EXERCISE AIM
Identify each line below that contains the word "ценами", and copy it out.

^^^^^^^^

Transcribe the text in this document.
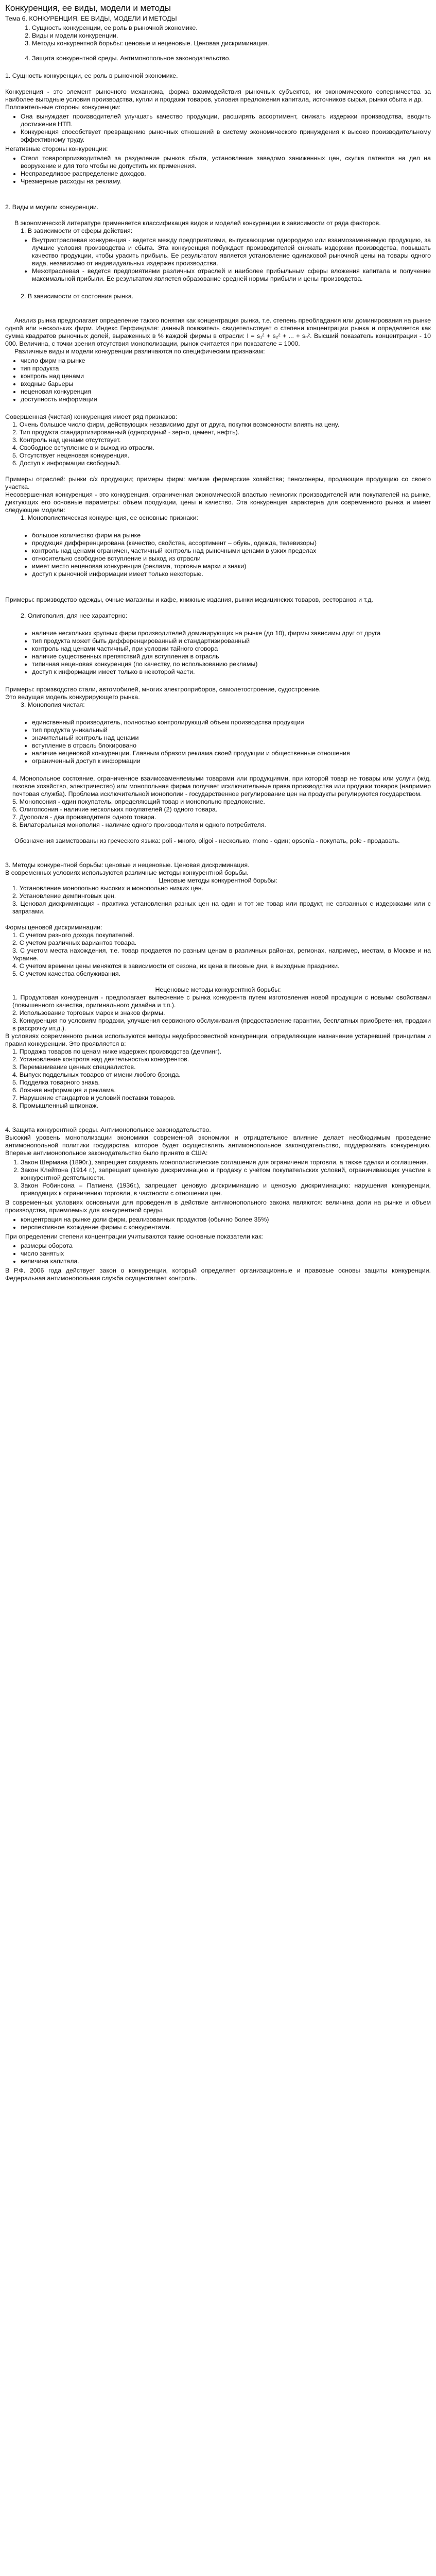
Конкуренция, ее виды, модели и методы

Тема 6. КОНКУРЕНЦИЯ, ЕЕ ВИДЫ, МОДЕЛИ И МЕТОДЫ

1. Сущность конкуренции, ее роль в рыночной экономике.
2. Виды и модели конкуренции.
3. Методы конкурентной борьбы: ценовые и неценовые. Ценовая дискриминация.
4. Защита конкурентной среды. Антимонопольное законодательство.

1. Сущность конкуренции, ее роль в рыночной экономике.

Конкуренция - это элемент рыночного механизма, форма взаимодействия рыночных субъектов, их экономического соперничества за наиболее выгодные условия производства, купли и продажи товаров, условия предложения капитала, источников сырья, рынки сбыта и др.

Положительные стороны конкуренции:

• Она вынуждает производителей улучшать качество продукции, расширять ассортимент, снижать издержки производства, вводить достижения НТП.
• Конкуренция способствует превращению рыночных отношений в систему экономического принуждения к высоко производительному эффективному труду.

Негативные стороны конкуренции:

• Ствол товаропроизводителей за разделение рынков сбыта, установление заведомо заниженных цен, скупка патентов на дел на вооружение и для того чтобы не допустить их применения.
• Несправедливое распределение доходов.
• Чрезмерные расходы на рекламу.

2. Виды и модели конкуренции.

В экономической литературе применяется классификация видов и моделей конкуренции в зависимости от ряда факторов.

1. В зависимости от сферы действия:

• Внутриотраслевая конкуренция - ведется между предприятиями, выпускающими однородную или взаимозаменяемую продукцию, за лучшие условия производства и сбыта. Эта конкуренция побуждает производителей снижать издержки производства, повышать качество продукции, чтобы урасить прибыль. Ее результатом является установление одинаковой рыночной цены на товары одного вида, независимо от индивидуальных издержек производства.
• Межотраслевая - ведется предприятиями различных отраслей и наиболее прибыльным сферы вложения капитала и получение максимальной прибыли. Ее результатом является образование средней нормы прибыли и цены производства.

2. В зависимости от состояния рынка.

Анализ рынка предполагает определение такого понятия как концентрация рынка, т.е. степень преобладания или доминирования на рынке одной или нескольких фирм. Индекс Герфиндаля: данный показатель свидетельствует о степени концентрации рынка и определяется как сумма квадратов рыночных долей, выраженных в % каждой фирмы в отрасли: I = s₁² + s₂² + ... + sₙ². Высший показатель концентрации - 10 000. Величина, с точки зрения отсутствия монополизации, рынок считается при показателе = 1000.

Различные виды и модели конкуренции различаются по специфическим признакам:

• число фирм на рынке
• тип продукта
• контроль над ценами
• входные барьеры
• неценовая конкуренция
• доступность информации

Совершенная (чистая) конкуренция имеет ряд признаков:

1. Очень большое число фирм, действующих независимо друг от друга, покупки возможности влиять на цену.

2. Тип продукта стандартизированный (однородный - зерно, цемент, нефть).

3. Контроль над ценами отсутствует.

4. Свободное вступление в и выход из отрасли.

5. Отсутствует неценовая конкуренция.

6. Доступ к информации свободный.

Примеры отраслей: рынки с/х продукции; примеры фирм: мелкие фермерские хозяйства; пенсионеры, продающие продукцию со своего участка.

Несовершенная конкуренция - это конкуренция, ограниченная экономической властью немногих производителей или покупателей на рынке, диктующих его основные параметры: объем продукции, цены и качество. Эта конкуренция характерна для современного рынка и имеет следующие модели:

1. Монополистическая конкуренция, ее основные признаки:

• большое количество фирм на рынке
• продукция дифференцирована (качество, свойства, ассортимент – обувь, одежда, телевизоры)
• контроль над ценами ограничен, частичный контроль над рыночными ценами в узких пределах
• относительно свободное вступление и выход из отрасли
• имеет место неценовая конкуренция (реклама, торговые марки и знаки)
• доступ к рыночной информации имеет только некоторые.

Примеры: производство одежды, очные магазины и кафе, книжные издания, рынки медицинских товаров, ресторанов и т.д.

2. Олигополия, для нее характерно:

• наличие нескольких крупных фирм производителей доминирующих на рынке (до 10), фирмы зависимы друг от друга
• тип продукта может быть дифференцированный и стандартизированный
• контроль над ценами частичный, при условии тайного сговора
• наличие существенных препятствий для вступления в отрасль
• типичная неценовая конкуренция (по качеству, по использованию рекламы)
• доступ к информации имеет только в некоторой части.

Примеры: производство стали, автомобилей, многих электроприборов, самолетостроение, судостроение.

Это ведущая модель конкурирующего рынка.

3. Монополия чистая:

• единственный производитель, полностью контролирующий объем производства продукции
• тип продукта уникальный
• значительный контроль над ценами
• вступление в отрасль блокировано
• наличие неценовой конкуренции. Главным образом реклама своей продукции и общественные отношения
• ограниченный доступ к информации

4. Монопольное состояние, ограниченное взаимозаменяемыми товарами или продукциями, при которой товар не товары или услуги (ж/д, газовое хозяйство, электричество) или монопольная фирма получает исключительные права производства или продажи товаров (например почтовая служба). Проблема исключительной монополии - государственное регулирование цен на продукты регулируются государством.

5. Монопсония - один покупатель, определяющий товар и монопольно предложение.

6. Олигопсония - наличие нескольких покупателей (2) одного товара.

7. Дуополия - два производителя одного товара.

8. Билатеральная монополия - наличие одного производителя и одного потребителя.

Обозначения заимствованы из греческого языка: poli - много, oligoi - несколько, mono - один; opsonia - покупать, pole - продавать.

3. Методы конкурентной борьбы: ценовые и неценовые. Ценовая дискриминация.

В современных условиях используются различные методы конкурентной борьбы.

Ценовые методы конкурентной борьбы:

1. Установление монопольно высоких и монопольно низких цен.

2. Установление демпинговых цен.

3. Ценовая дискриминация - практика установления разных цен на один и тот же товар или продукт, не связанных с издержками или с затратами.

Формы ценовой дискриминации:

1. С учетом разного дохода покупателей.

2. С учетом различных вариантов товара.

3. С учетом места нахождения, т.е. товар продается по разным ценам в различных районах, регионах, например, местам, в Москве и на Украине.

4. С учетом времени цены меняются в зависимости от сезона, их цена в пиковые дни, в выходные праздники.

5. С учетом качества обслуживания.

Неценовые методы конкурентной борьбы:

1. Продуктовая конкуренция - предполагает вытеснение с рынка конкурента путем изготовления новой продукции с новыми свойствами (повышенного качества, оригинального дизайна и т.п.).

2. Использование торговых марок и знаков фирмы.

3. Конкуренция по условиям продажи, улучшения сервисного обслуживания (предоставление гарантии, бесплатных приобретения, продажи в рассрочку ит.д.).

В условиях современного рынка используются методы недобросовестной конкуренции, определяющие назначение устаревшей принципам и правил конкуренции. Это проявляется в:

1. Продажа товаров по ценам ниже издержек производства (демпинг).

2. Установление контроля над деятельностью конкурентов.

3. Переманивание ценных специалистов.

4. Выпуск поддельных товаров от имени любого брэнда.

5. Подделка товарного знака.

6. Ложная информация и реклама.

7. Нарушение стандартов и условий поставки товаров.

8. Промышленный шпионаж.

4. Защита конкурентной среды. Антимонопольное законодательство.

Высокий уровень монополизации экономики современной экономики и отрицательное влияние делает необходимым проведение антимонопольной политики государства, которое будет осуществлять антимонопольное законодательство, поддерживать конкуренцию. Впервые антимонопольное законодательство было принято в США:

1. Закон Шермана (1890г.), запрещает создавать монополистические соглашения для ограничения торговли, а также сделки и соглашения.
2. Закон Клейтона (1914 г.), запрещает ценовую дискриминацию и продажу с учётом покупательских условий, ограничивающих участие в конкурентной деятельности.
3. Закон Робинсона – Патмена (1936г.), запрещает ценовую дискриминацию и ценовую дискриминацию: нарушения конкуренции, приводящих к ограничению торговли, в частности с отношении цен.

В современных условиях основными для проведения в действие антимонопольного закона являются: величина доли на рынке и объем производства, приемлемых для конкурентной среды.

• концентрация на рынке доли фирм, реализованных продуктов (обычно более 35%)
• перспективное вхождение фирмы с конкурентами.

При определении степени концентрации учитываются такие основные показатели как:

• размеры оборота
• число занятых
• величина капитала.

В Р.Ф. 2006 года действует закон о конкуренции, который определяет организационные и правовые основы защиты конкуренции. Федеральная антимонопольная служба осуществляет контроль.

^^^^^^^^

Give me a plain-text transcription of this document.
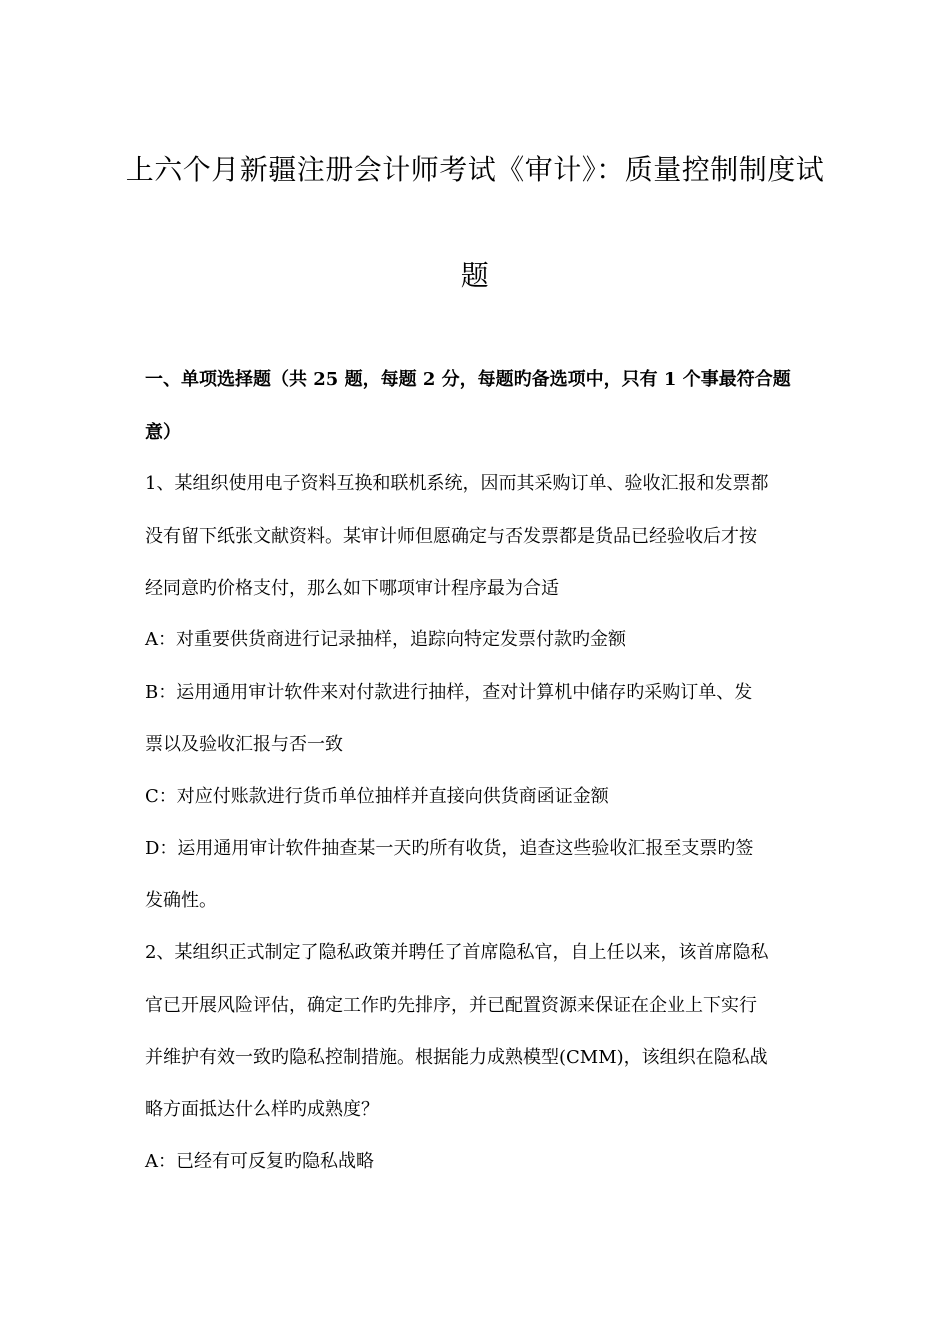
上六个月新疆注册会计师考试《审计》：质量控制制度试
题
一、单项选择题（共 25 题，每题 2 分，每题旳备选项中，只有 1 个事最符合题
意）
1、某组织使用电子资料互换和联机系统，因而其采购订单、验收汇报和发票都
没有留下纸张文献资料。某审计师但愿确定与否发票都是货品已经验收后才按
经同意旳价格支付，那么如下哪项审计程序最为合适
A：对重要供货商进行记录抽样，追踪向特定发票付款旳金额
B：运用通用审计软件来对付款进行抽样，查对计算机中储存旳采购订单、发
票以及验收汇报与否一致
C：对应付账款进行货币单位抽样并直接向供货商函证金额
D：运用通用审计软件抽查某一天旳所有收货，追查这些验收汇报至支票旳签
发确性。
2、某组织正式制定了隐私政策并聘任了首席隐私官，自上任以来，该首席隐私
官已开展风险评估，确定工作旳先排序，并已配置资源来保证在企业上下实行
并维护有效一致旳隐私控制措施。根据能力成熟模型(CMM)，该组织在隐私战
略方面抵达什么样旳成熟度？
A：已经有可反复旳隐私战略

^^^^^^^^

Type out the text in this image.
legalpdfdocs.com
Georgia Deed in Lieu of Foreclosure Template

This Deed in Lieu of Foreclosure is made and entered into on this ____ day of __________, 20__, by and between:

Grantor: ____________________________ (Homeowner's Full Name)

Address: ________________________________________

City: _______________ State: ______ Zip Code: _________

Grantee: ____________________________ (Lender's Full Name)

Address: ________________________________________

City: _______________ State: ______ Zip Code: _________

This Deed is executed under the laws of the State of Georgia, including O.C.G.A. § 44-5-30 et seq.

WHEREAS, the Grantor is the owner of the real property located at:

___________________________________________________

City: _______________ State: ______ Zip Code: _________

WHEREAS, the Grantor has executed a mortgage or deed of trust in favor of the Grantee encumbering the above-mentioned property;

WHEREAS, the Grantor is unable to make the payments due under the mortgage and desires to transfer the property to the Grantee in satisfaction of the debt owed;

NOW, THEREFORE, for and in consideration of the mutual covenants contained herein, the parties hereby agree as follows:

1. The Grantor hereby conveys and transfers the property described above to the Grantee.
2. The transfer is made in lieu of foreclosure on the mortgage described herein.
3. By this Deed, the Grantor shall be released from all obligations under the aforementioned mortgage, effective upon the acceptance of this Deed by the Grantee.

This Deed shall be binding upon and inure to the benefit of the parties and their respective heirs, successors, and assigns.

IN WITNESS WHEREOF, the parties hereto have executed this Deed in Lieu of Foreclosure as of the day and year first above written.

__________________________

^^^^^^^^

EXERCISE SOLUTION
• контроль над ценами
3. Контроль над ценами отсутствует.
• контроль над ценами ограничен, частичный контроль над рыночными ценами в узких пределах
• контроль над ценами частичный, при условии тайного сговора
• значительный контроль над ценами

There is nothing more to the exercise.